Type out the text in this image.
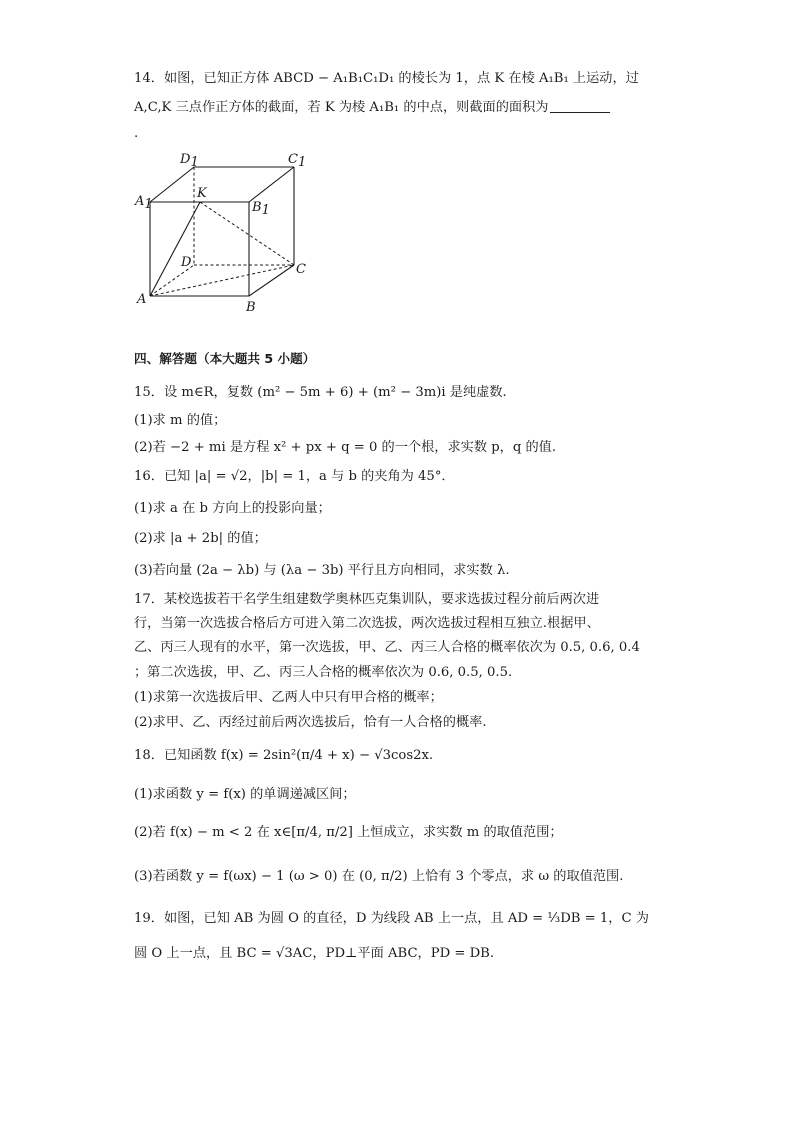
14．如图，已知正方体 ABCD − A₁B₁C₁D₁ 的棱长为 1，点 K 在棱 A₁B₁ 上运动，过
A,C,K 三点作正方体的截面，若 K 为棱 A₁B₁ 的中点，则截面的面积为
.
D1	C1
A1	B1
K
D	C
A
B
四、解答题（本大题共 5 小题）
15．设 m∈R，复数 (m² − 5m + 6) + (m² − 3m)i 是纯虚数.
(1)求 m 的值；
(2)若 −2 + mi 是方程 x² + px + q = 0 的一个根，求实数 p，q 的值.
16．已知 |a| = √2，|b| = 1，a 与 b 的夹角为 45°．
(1)求 a 在 b 方向上的投影向量；
(2)求 |a + 2b| 的值；
(3)若向量 (2a − λb) 与 (λa − 3b) 平行且方向相同，求实数 λ.
17．某校选拔若干名学生组建数学奥林匹克集训队，要求选拔过程分前后两次进
行，当第一次选拔合格后方可进入第二次选拔，两次选拔过程相互独立.根据甲、
乙、丙三人现有的水平，第一次选拔，甲、乙、丙三人合格的概率依次为 0.5, 0.6, 0.4
；第二次选拔，甲、乙、丙三人合格的概率依次为 0.6, 0.5, 0.5.
(1)求第一次选拔后甲、乙两人中只有甲合格的概率；
(2)求甲、乙、丙经过前后两次选拔后，恰有一人合格的概率.
18．已知函数 f(x) = 2sin²(π/4 + x) − √3cos2x.
(1)求函数 y = f(x) 的单调递减区间；
(2)若 f(x) − m < 2 在 x∈[π/4, π/2] 上恒成立，求实数 m 的取值范围；
(3)若函数 y = f(ωx) − 1 (ω > 0) 在 (0, π/2) 上恰有 3 个零点，求 ω 的取值范围.
19．如图，已知 AB 为圆 O 的直径，D 为线段 AB 上一点，且 AD = ⅓DB = 1，C 为
圆 O 上一点，且 BC = √3AC，PD⊥平面 ABC，PD = DB.
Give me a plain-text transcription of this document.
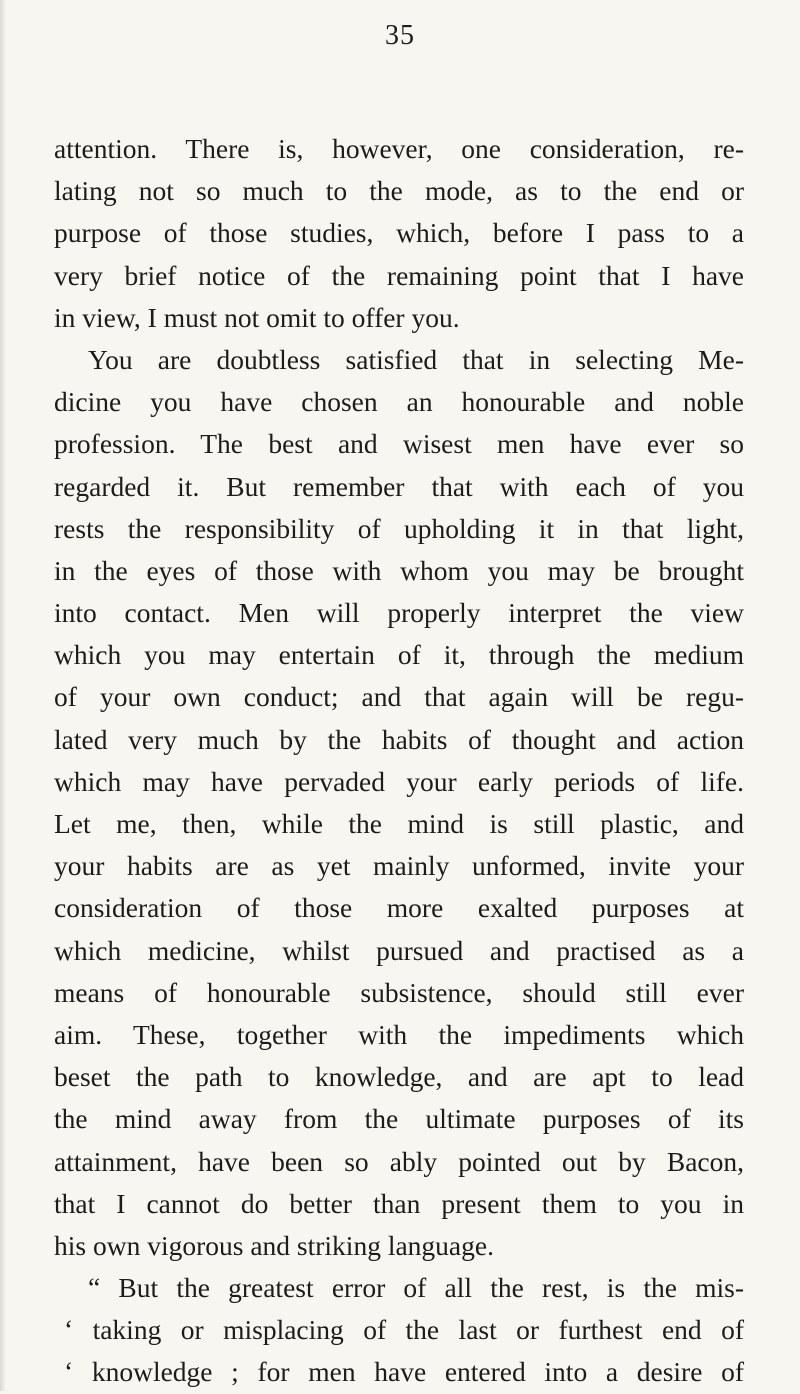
35
attention. There is, however, one consideration, re-
lating not so much to the mode, as to the end or
purpose of those studies, which, before I pass to a
very brief notice of the remaining point that I have
in view, I must not omit to offer you.
You are doubtless satisfied that in selecting Me-
dicine you have chosen an honourable and noble
profession. The best and wisest men have ever so
regarded it. But remember that with each of you
rests the responsibility of upholding it in that light,
in the eyes of those with whom you may be brought
into contact. Men will properly interpret the view
which you may entertain of it, through the medium
of your own conduct; and that again will be regu-
lated very much by the habits of thought and action
which may have pervaded your early periods of life.
Let me, then, while the mind is still plastic, and
your habits are as yet mainly unformed, invite your
consideration of those more exalted purposes at
which medicine, whilst pursued and practised as a
means of honourable subsistence, should still ever
aim. These, together with the impediments which
beset the path to knowledge, and are apt to lead
the mind away from the ultimate purposes of its
attainment, have been so ably pointed out by Bacon,
that I cannot do better than present them to you in
his own vigorous and striking language.
“ But the greatest error of all the rest, is the mis-
‘ taking or misplacing of the last or furthest end of
‘ knowledge ; for men have entered into a desire of
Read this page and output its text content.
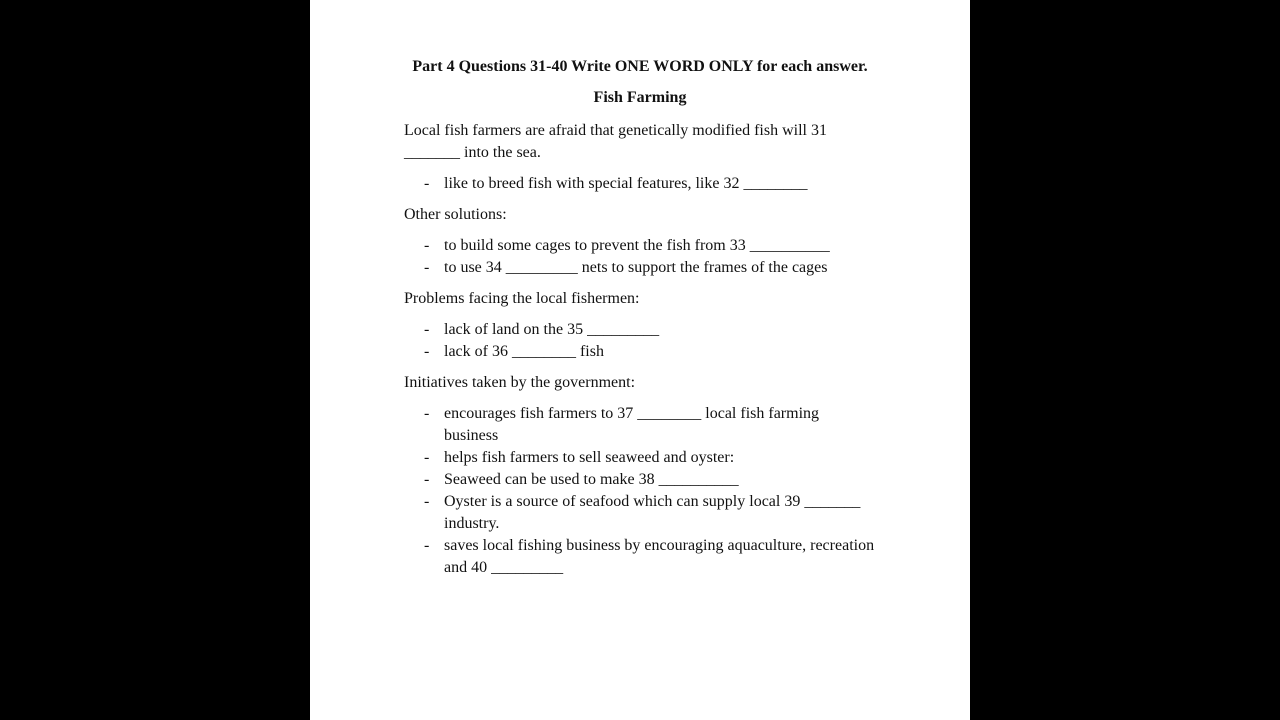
Part 4 Questions 31-40 Write ONE WORD ONLY for each answer.
Fish Farming
Local fish farmers are afraid that genetically modified fish will 31
_______ into the sea.
- like to breed fish with special features, like 32 ________
Other solutions:
- to build some cages to prevent the fish from 33 __________
- to use 34 _________ nets to support the frames of the cages
Problems facing the local fishermen:
- lack of land on the 35 _________
- lack of 36 ________ fish
Initiatives taken by the government:
- encourages fish farmers to 37 ________ local fish farming
business
- helps fish farmers to sell seaweed and oyster:
- Seaweed can be used to make 38 __________
- Oyster is a source of seafood which can supply local 39 _______
industry.
- saves local fishing business by encouraging aquaculture, recreation
and 40 _________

## [EXERCISE BRIEF]
Scan the listing above. Collect all lines with the word "consideration".

## [SOLUTION FOR THIS EXERCISE]
attention. There is, however, one consideration, re-
consideration of those more exalted purposes at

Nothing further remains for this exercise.